- [WRITTEN REQUEST] Locate every line in the records below that contains the word "forest", and copy each one.
+-------+
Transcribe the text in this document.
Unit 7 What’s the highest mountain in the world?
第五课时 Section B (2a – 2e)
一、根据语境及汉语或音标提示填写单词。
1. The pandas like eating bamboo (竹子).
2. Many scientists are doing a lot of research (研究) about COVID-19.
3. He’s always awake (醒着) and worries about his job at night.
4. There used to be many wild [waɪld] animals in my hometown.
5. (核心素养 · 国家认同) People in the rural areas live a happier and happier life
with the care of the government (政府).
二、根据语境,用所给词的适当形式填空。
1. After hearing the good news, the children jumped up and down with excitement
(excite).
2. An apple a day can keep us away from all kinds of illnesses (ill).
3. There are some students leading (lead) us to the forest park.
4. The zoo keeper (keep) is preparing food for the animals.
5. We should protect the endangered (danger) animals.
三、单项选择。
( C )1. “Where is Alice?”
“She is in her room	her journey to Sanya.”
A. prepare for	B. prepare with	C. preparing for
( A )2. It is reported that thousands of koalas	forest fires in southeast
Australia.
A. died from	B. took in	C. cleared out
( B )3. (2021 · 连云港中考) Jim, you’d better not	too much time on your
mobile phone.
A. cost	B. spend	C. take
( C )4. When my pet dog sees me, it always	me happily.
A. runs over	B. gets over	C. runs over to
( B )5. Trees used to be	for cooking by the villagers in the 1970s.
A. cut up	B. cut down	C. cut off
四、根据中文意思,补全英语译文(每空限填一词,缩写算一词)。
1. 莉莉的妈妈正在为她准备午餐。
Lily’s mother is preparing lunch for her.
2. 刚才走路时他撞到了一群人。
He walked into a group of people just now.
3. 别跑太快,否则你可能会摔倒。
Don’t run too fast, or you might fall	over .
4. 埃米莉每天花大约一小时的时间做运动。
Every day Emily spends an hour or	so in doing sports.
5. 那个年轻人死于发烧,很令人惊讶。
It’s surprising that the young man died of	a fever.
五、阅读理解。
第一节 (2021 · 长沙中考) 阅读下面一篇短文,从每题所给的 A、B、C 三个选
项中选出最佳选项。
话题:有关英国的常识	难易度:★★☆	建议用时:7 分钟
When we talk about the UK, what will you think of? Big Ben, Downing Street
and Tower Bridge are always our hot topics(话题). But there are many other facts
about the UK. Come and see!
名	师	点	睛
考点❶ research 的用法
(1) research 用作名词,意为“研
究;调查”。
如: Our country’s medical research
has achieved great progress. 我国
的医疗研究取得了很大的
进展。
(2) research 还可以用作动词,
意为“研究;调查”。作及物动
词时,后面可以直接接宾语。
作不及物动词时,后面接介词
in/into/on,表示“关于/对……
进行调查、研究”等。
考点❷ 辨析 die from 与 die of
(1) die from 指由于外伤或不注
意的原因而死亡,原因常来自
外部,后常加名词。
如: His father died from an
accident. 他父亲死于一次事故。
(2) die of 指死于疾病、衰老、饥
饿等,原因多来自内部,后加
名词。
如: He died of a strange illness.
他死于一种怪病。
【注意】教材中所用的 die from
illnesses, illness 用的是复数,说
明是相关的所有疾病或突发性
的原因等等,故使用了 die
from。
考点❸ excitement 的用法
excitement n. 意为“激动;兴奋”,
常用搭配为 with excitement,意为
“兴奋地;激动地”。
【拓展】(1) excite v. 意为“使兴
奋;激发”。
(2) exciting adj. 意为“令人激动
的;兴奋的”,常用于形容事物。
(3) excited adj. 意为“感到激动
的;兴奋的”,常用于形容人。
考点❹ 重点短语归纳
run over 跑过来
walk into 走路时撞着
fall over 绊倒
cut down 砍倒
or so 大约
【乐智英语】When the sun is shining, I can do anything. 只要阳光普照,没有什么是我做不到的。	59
+-------+
- [COMPLETED TASK]
3. There are some students leading (lead) us to the forest park.
( A )2. It is reported that thousands of koalas	forest fires in southeast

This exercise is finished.